Written request: What follows is a set of records; repeat all of them exactly.

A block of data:
──────
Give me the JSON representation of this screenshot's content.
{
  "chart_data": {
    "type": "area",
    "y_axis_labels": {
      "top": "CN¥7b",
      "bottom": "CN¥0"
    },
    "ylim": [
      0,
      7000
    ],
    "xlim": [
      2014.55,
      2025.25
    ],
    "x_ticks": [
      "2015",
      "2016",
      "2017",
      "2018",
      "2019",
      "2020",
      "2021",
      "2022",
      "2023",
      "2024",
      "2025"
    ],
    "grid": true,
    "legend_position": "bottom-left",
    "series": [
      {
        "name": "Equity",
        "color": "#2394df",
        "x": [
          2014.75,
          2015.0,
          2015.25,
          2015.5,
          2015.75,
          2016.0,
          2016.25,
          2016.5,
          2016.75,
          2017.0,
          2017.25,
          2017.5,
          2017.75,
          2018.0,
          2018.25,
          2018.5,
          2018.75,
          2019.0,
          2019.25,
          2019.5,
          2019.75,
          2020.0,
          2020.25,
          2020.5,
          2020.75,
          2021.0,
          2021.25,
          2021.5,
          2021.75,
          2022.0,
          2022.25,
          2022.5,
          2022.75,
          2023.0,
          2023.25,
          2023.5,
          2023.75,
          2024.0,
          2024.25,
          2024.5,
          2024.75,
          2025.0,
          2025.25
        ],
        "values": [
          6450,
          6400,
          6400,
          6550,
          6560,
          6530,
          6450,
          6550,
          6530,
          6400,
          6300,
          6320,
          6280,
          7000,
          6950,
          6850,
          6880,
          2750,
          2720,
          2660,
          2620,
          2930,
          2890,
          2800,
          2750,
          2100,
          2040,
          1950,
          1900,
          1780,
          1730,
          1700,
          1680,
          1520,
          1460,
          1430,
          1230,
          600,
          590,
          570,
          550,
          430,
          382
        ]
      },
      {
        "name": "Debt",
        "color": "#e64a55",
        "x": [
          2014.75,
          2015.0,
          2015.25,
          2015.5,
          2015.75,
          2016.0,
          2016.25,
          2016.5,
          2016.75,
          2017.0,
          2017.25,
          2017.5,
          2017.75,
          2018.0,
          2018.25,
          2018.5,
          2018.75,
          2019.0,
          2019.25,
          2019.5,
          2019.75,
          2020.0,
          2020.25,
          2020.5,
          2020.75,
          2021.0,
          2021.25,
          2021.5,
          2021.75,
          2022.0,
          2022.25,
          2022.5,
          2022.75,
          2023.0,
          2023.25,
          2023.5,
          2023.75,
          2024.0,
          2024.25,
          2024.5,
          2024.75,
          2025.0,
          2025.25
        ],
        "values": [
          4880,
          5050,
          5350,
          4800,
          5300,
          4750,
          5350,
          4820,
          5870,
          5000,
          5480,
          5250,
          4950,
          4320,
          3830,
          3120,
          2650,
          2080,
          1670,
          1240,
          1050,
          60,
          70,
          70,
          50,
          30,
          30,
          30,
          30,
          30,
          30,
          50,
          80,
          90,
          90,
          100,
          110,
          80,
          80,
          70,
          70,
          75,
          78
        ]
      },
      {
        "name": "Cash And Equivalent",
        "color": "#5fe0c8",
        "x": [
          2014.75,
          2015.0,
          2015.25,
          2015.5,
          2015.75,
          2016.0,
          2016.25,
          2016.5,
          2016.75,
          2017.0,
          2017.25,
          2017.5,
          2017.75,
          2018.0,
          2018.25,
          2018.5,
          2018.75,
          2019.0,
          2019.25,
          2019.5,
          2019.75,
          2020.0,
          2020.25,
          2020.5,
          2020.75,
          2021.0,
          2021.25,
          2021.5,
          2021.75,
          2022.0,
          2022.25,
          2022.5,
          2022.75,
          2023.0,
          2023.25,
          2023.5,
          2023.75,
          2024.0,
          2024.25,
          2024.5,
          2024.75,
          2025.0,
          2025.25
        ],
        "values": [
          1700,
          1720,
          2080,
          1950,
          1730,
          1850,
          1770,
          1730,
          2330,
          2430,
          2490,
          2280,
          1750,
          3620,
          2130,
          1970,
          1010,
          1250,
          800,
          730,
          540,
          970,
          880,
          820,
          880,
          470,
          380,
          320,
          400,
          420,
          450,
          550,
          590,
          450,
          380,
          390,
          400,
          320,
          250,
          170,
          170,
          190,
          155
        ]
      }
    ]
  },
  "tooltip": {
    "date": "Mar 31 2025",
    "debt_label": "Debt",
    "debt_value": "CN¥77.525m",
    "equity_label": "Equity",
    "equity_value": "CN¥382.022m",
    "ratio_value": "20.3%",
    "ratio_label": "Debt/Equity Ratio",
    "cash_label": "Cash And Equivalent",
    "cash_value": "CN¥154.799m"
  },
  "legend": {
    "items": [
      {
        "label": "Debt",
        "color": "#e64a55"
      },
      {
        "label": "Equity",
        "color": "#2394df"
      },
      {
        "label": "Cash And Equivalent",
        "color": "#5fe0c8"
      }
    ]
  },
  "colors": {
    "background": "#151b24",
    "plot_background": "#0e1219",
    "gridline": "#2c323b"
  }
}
──────
Problem solution:
Give me the JSON representation of this screenshot's content.
{
  "chart_data": {
    "type": "area",
    "y_axis_labels": {
      "top": "CN¥7b",
      "bottom": "CN¥0"
    },
    "ylim": [
      0,
      7000
    ],
    "xlim": [
      2014.55,
      2025.25
    ],
    "x_ticks": [
      "2015",
      "2016",
      "2017",
      "2018",
      "2019",
      "2020",
      "2021",
      "2022",
      "2023",
      "2024",
      "2025"
    ],
    "grid": true,
    "legend_position": "bottom-left",
    "series": [
      {
        "name": "Equity",
        "color": "#2394df",
        "x": [
          2014.75,
          2015.0,
          2015.25,
          2015.5,
          2015.75,
          2016.0,
          2016.25,
          2016.5,
          2016.75,
          2017.0,
          2017.25,
          2017.5,
          2017.75,
          2018.0,
          2018.25,
          2018.5,
          2018.75,
          2019.0,
          2019.25,
          2019.5,
          2019.75,
          2020.0,
          2020.25,
          2020.5,
          2020.75,
          2021.0,
          2021.25,
          2021.5,
          2021.75,
          2022.0,
          2022.25,
          2022.5,
          2022.75,
          2023.0,
          2023.25,
          2023.5,
          2023.75,
          2024.0,
          2024.25,
          2024.5,
          2024.75,
          2025.0,
          2025.25
        ],
        "values": [
          6450,
          6400,
          6400,
          6550,
          6560,
          6530,
          6450,
          6550,
          6530,
          6400,
          6300,
          6320,
          6280,
          7000,
          6950,
          6850,
          6880,
          2750,
          2720,
          2660,
          2620,
          2930,
          2890,
          2800,
          2750,
          2100,
          2040,
          1950,
          1900,
          1780,
          1730,
          1700,
          1680,
          1520,
          1460,
          1430,
          1230,
          600,
          590,
          570,
          550,
          430,
          382
        ]
      },
      {
        "name": "Debt",
        "color": "#e64a55",
        "x": [
          2014.75,
          2015.0,
          2015.25,
          2015.5,
          2015.75,
          2016.0,
          2016.25,
          2016.5,
          2016.75,
          2017.0,
          2017.25,
          2017.5,
          2017.75,
          2018.0,
          2018.25,
          2018.5,
          2018.75,
          2019.0,
          2019.25,
          2019.5,
          2019.75,
          2020.0,
          2020.25,
          2020.5,
          2020.75,
          2021.0,
          2021.25,
          2021.5,
          2021.75,
          2022.0,
          2022.25,
          2022.5,
          2022.75,
          2023.0,
          2023.25,
          2023.5,
          2023.75,
          2024.0,
          2024.25,
          2024.5,
          2024.75,
          2025.0,
          2025.25
        ],
        "values": [
          4880,
          5050,
          5350,
          4800,
          5300,
          4750,
          5350,
          4820,
          5870,
          5000,
          5480,
          5250,
          4950,
          4320,
          3830,
          3120,
          2650,
          2080,
          1670,
          1240,
          1050,
          60,
          70,
          70,
          50,
          30,
          30,
          30,
          30,
          30,
          30,
          50,
          80,
          90,
          90,
          100,
          110,
          80,
          80,
          70,
          70,
          75,
          78
        ]
      },
      {
        "name": "Cash And Equivalent",
        "color": "#5fe0c8",
        "x": [
          2014.75,
          2015.0,
          2015.25,
          2015.5,
          2015.75,
          2016.0,
          2016.25,
          2016.5,
          2016.75,
          2017.0,
          2017.25,
          2017.5,
          2017.75,
          2018.0,
          2018.25,
          2018.5,
          2018.75,
          2019.0,
          2019.25,
          2019.5,
          2019.75,
          2020.0,
          2020.25,
          2020.5,
          2020.75,
          2021.0,
          2021.25,
          2021.5,
          2021.75,
          2022.0,
          2022.25,
          2022.5,
          2022.75,
          2023.0,
          2023.25,
          2023.5,
          2023.75,
          2024.0,
          2024.25,
          2024.5,
          2024.75,
          2025.0,
          2025.25
        ],
        "values": [
          1700,
          1720,
          2080,
          1950,
          1730,
          1850,
          1770,
          1730,
          2330,
          2430,
          2490,
          2280,
          1750,
          3620,
          2130,
          1970,
          1010,
          1250,
          800,
          730,
          540,
          970,
          880,
          820,
          880,
          470,
          380,
          320,
          400,
          420,
          450,
          550,
          590,
          450,
          380,
          390,
          400,
          320,
          250,
          170,
          170,
          190,
          155
        ]
      }
    ]
  },
  "tooltip": {
    "date": "Mar 31 2025",
    "debt_label": "Debt",
    "debt_value": "CN¥77.525m",
    "equity_label": "Equity",
    "equity_value": "CN¥382.022m",
    "ratio_value": "20.3%",
    "ratio_label": "Debt/Equity Ratio",
    "cash_label": "Cash And Equivalent",
    "cash_value": "CN¥154.799m"
  },
  "legend": {
    "items": [
      {
        "label": "Debt",
        "color": "#e64a55"
      },
      {
        "label": "Equity",
        "color": "#2394df"
      },
      {
        "label": "Cash And Equivalent",
        "color": "#5fe0c8"
      }
    ]
  },
  "colors": {
    "background": "#151b24",
    "plot_background": "#0e1219",
    "gridline": "#2c323b"
  }
}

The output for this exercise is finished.